**Task to carry out:** Pull out every line below containing the word "भरतन".

[Dataset rows]
----------
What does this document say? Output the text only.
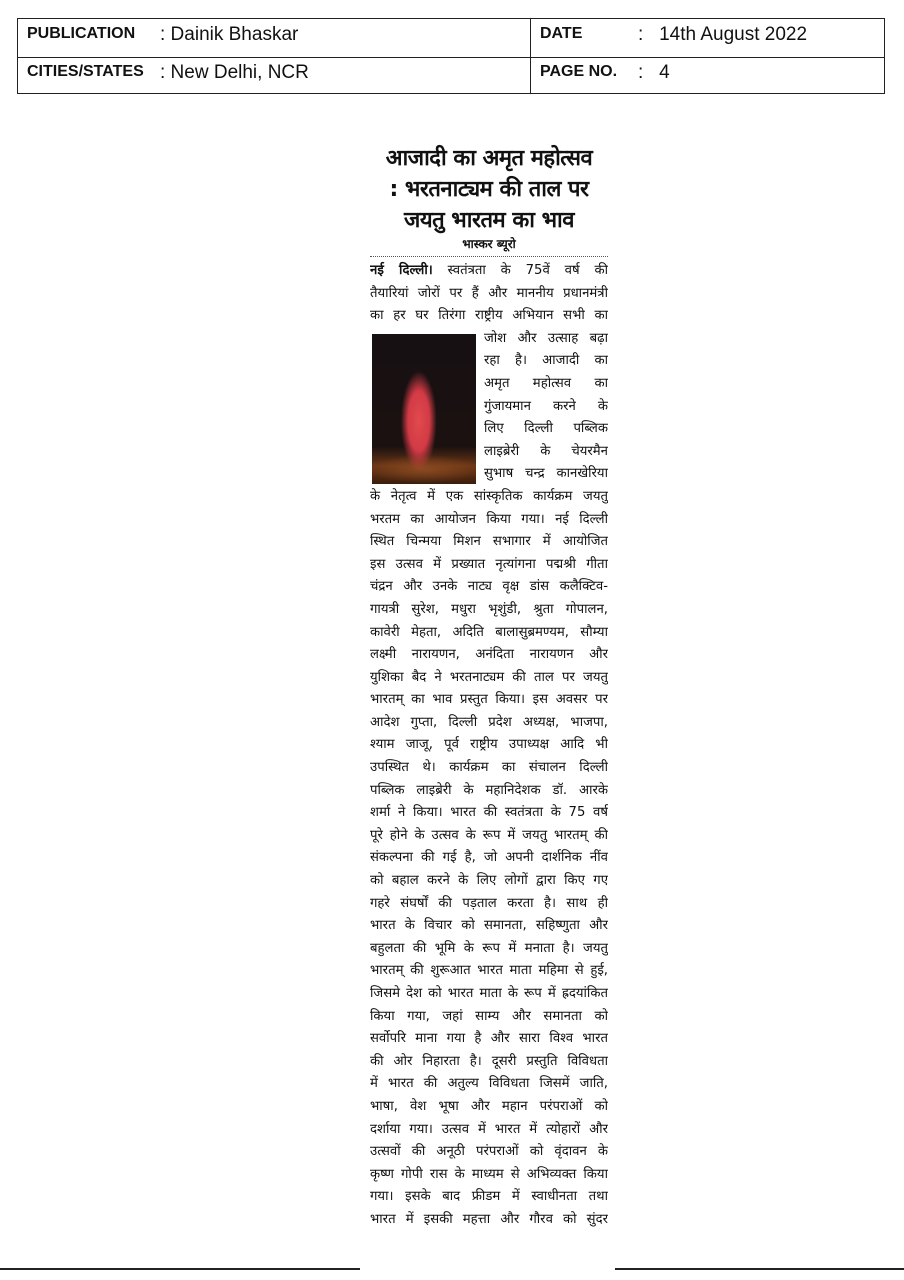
PUBLICATION : Dainik Bhaskar	DATE	:   14th August 2022
CITIES/STATES : New Delhi, NCR	PAGE NO. :   4
आजादी का अमृत महोत्सव
: भरतनाट्यम की ताल पर
जयतु भारतम का भाव
भास्कर ब्यूरो
नई दिल्ली। स्वतंत्रता के 75वें वर्ष की
तैयारियां जोरों पर हैं और माननीय प्रधानमंत्री
का हर घर तिरंगा राष्ट्रीय अभियान सभी का
जोश और उत्साह बढ़ा
रहा है। आजादी का
अमृत महोत्सव का
गुंजायमान करने के
लिए दिल्ली पब्लिक
लाइब्रेरी के चेयरमैन
सुभाष चन्द्र कानखेरिया
के नेतृत्व में एक सांस्कृतिक कार्यक्रम जयतु
भरतम का आयोजन किया गया। नई दिल्ली
स्थित चिन्मया मिशन सभागार में आयोजित
इस उत्सव में प्रख्यात नृत्यांगना पद्मश्री गीता
चंद्रन और उनके नाट्य वृक्ष डांस कलैक्टिव-
गायत्री सुरेश, मधुरा भृशुंडी, श्रुता गोपालन,
कावेरी मेहता, अदिति बालासुब्रमण्यम, सौम्या
लक्ष्मी नारायणन, अनंदिता नारायणन और
युशिका बैद ने भरतनाट्यम की ताल पर जयतु
भारतम् का भाव प्रस्तुत किया। इस अवसर पर
आदेश गुप्ता, दिल्ली प्रदेश अध्यक्ष, भाजपा,
श्याम जाजू, पूर्व राष्ट्रीय उपाध्यक्ष आदि भी
उपस्थित थे। कार्यक्रम का संचालन दिल्ली
पब्लिक लाइब्रेरी के महानिदेशक डॉ. आरके
शर्मा ने किया। भारत की स्वतंत्रता के 75 वर्ष
पूरे होने के उत्सव के रूप में जयतु भारतम् की
संकल्पना की गई है, जो अपनी दार्शनिक नींव
को बहाल करने के लिए लोगों द्वारा किए गए
गहरे संघर्षों की पड़ताल करता है। साथ ही
भारत के विचार को समानता, सहिष्णुता और
बहुलता की भूमि के रूप में मनाता है। जयतु
भारतम् की शुरूआत भारत माता महिमा से हुई,
जिसमे देश को भारत माता के रूप में ह्रदयांकित
किया गया, जहां साम्य और समानता को
सर्वोपरि माना गया है और सारा विश्व भारत
की ओर निहारता है। दूसरी प्रस्तुति विविधता
में भारत की अतुल्य विविधता जिसमें जाति,
भाषा, वेश भूषा और महान परंपराओं को
दर्शाया गया। उत्सव में भारत में त्योहारों और
उत्सवों की अनूठी परंपराओं को वृंदावन के
कृष्ण गोपी रास के माध्यम से अभिव्यक्त किया
गया। इसके बाद फ्रीडम में स्वाधीनता तथा
भारत में इसकी महत्ता और गौरव को सुंदर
----------
**Task response:**
: भरतनाट्यम की ताल पर
युशिका बैद ने भरतनाट्यम की ताल पर जयतु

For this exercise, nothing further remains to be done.